• **PROBLEM TO SOLVE**: Below is a block of records: output all of them exactly and leave out the pictures.

------------

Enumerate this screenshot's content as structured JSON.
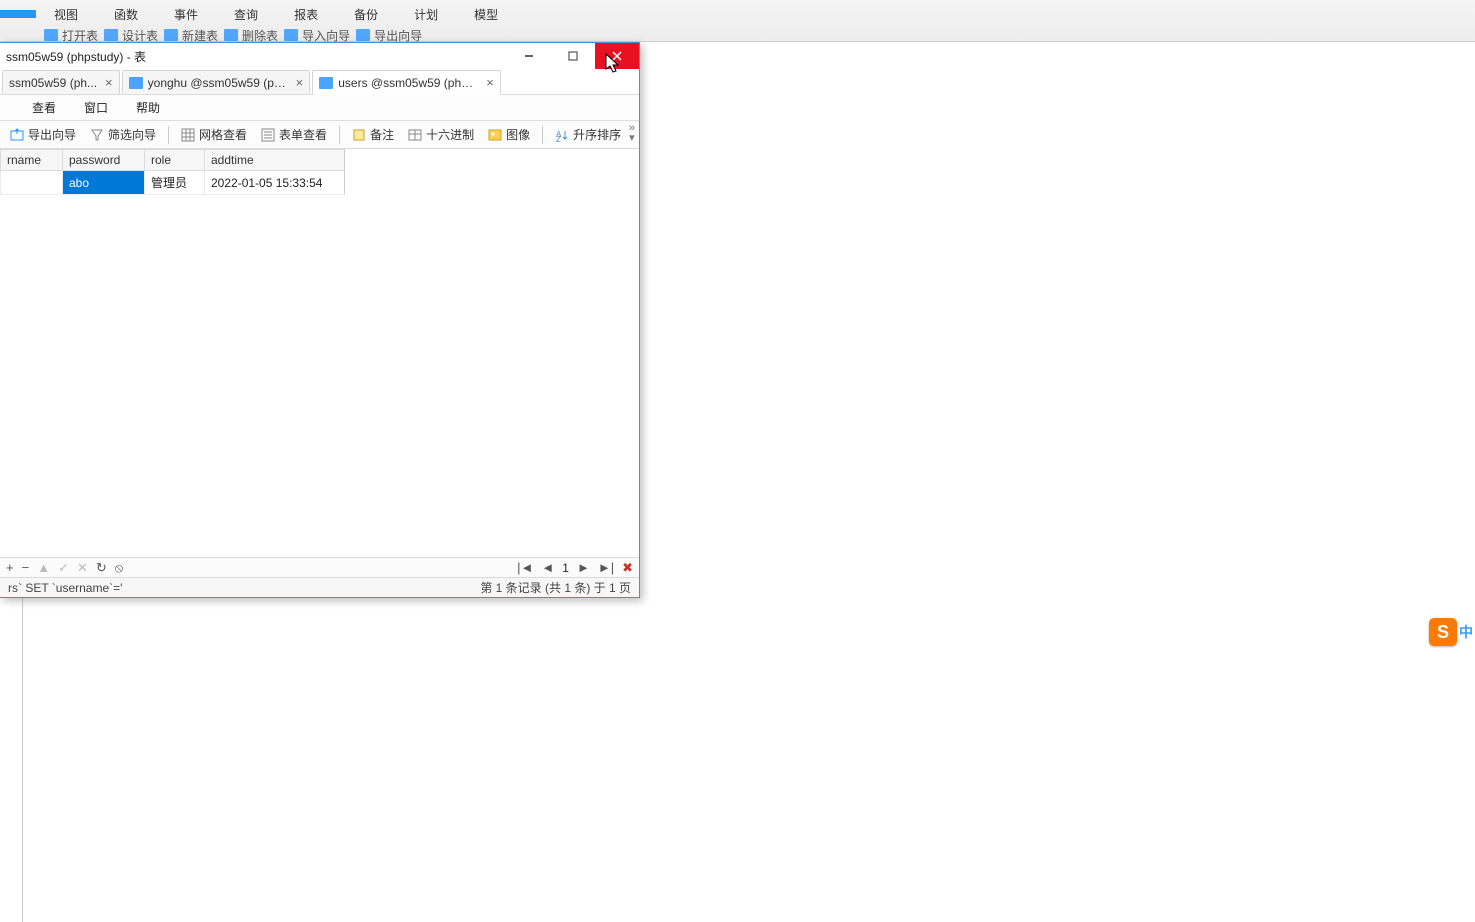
{
  "bg_menus": {
    "items": [
      {
        "label": "",
        "active": true
      },
      {
        "label": "视图"
      },
      {
        "label": "函数"
      },
      {
        "label": "事件"
      },
      {
        "label": "查询"
      },
      {
        "label": "报表"
      },
      {
        "label": "备份"
      },
      {
        "label": "计划"
      },
      {
        "label": "模型"
      }
    ]
  },
  "bg_toolbar": {
    "items": [
      "打开表",
      "设计表",
      "新建表",
      "删除表",
      "导入向导",
      "导出向导"
    ]
  },
  "child": {
    "title": "ssm05w59 (phpstudy) - 表",
    "tabs": [
      {
        "label": "ssm05w59 (ph..."
      },
      {
        "label": "yonghu @ssm05w59 (ph..."
      },
      {
        "label": "users @ssm05w59 (phps...",
        "active": true
      }
    ],
    "submenu": {
      "items": [
        "",
        "查看",
        "窗口",
        "帮助"
      ],
      "first_partial": ""
    },
    "toolbar": {
      "export": "导出向导",
      "filter": "筛选向导",
      "gridview": "网格查看",
      "formview": "表单查看",
      "memo": "备注",
      "hex": "十六进制",
      "image": "图像",
      "sort": "升序排序"
    },
    "grid": {
      "headers": [
        "rname",
        "password",
        "role",
        "addtime"
      ],
      "row": {
        "rname": "",
        "password": "abo",
        "role": "管理员",
        "addtime": "2022-01-05 15:33:54"
      }
    },
    "nav": {
      "page": "1"
    },
    "status": {
      "sql_fragment": "rs` SET `username`='",
      "record": "第 1 条记录 (共 1 条) 于 1 页"
    }
  },
  "ime": {
    "char": "S",
    "lang": "中"
  }
}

------------

• **COMPLETE ANSWER**:
Enumerate this screenshot's content as structured JSON.
{
  "bg_menus": {
    "items": [
      {
        "label": "",
        "active": true
      },
      {
        "label": "视图"
      },
      {
        "label": "函数"
      },
      {
        "label": "事件"
      },
      {
        "label": "查询"
      },
      {
        "label": "报表"
      },
      {
        "label": "备份"
      },
      {
        "label": "计划"
      },
      {
        "label": "模型"
      }
    ]
  },
  "bg_toolbar": {
    "items": [
      "打开表",
      "设计表",
      "新建表",
      "删除表",
      "导入向导",
      "导出向导"
    ]
  },
  "child": {
    "title": "ssm05w59 (phpstudy) - 表",
    "tabs": [
      {
        "label": "ssm05w59 (ph..."
      },
      {
        "label": "yonghu @ssm05w59 (ph..."
      },
      {
        "label": "users @ssm05w59 (phps...",
        "active": true
      }
    ],
    "submenu": {
      "items": [
        "",
        "查看",
        "窗口",
        "帮助"
      ],
      "first_partial": ""
    },
    "toolbar": {
      "export": "导出向导",
      "filter": "筛选向导",
      "gridview": "网格查看",
      "formview": "表单查看",
      "memo": "备注",
      "hex": "十六进制",
      "image": "图像",
      "sort": "升序排序"
    },
    "grid": {
      "headers": [
        "rname",
        "password",
        "role",
        "addtime"
      ],
      "row": {
        "rname": "",
        "password": "abo",
        "role": "管理员",
        "addtime": "2022-01-05 15:33:54"
      }
    },
    "nav": {
      "page": "1"
    },
    "status": {
      "sql_fragment": "rs` SET `username`='",
      "record": "第 1 条记录 (共 1 条) 于 1 页"
    }
  },
  "ime": {
    "char": "S",
    "lang": "中"
  }
}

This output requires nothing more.